Exercise requirements: Make an exact copy of all the entries, with the pictures left out.

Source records
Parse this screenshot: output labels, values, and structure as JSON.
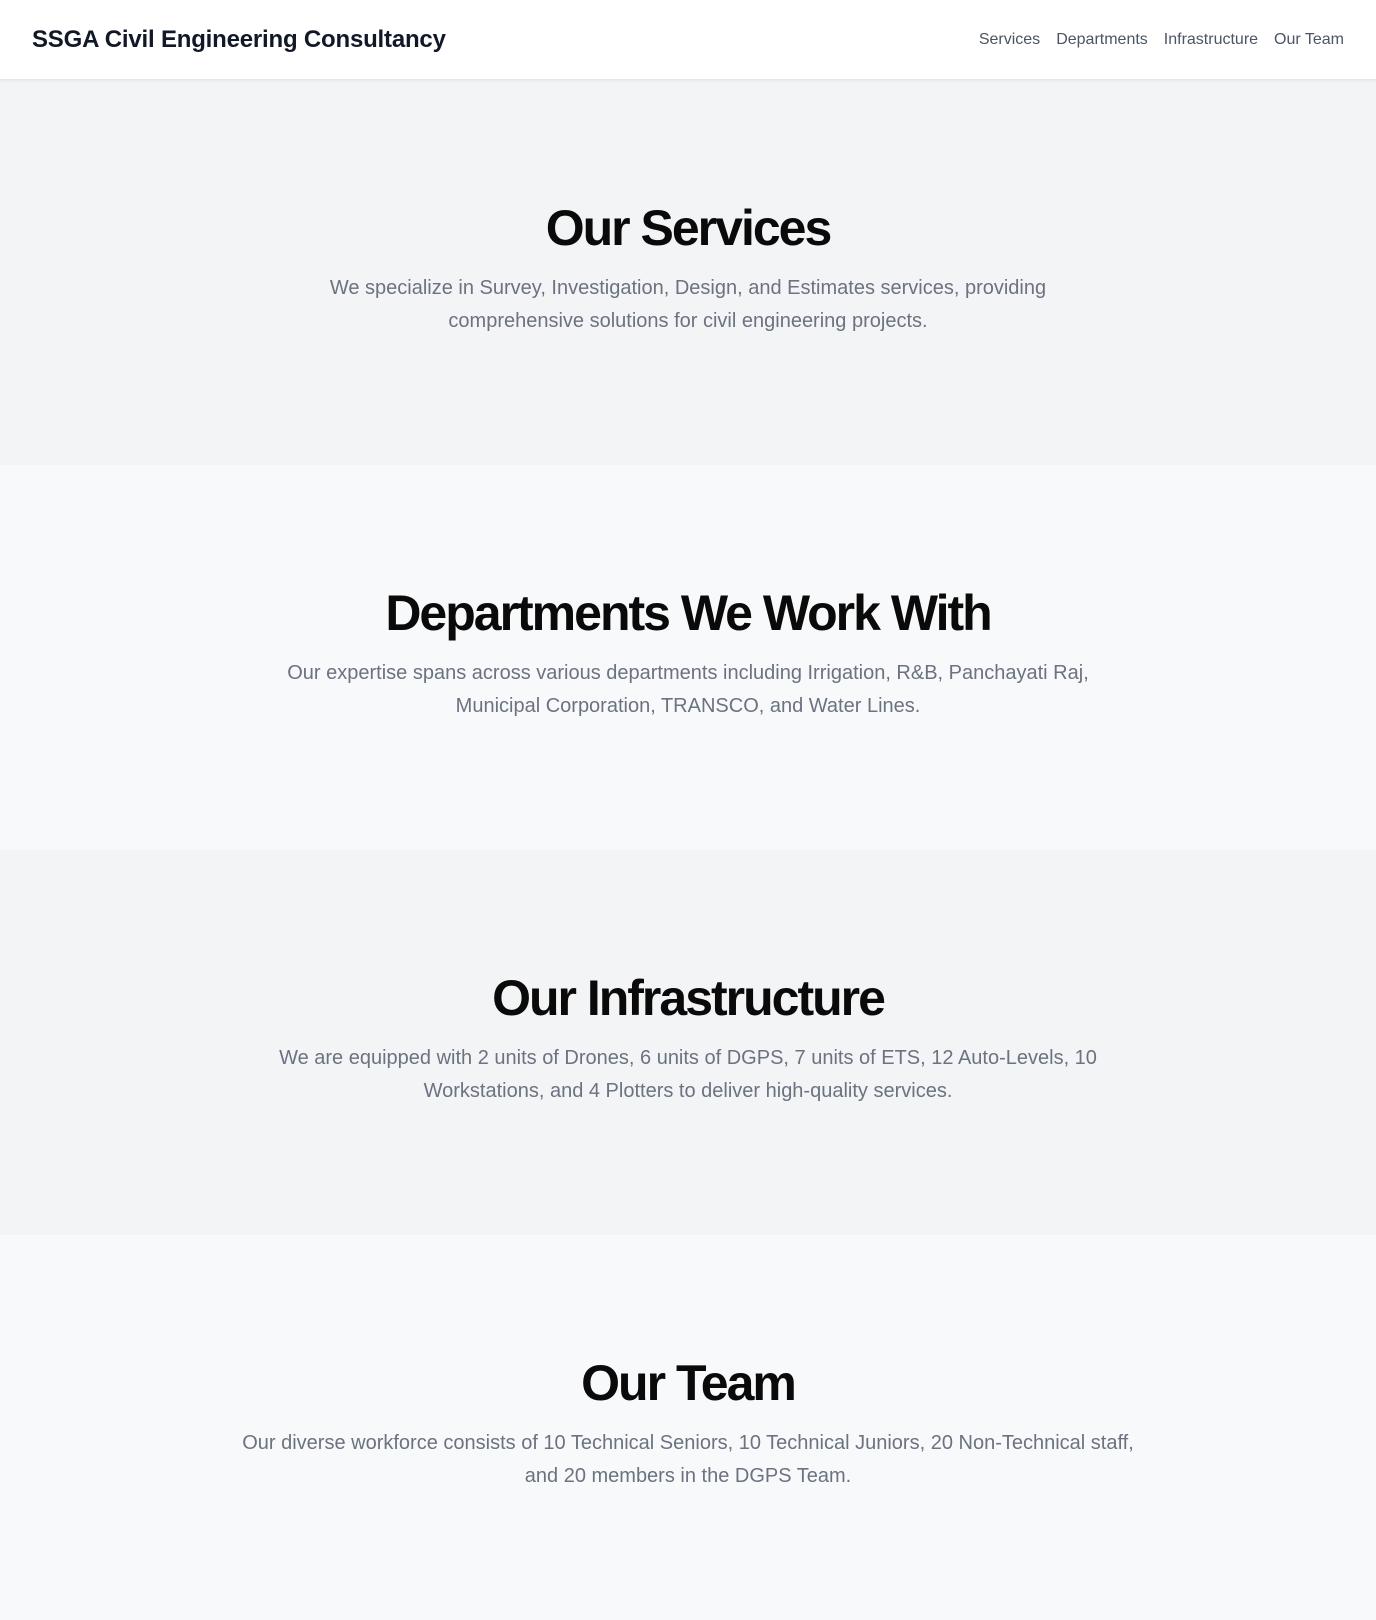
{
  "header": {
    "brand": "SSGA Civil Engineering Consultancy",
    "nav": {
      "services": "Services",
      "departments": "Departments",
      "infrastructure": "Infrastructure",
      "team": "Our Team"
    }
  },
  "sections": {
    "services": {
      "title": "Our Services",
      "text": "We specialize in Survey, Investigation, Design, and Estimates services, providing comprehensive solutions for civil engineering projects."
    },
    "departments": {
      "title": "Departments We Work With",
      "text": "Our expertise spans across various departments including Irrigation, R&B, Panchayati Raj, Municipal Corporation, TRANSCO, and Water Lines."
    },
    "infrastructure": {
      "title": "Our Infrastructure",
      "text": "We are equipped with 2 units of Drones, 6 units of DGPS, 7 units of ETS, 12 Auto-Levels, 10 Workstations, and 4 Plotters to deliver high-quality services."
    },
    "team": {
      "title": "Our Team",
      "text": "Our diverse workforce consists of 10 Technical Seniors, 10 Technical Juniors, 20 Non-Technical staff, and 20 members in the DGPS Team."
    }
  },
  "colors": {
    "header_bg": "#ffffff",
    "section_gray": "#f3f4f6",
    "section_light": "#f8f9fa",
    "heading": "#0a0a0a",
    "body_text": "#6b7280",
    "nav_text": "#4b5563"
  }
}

Output for this task:
Parse this screenshot: output labels, values, and structure as JSON.
{
  "header": {
    "brand": "SSGA Civil Engineering Consultancy",
    "nav": {
      "services": "Services",
      "departments": "Departments",
      "infrastructure": "Infrastructure",
      "team": "Our Team"
    }
  },
  "sections": {
    "services": {
      "title": "Our Services",
      "text": "We specialize in Survey, Investigation, Design, and Estimates services, providing comprehensive solutions for civil engineering projects."
    },
    "departments": {
      "title": "Departments We Work With",
      "text": "Our expertise spans across various departments including Irrigation, R&B, Panchayati Raj, Municipal Corporation, TRANSCO, and Water Lines."
    },
    "infrastructure": {
      "title": "Our Infrastructure",
      "text": "We are equipped with 2 units of Drones, 6 units of DGPS, 7 units of ETS, 12 Auto-Levels, 10 Workstations, and 4 Plotters to deliver high-quality services."
    },
    "team": {
      "title": "Our Team",
      "text": "Our diverse workforce consists of 10 Technical Seniors, 10 Technical Juniors, 20 Non-Technical staff, and 20 members in the DGPS Team."
    }
  },
  "colors": {
    "header_bg": "#ffffff",
    "section_gray": "#f3f4f6",
    "section_light": "#f8f9fa",
    "heading": "#0a0a0a",
    "body_text": "#6b7280",
    "nav_text": "#4b5563"
  }
}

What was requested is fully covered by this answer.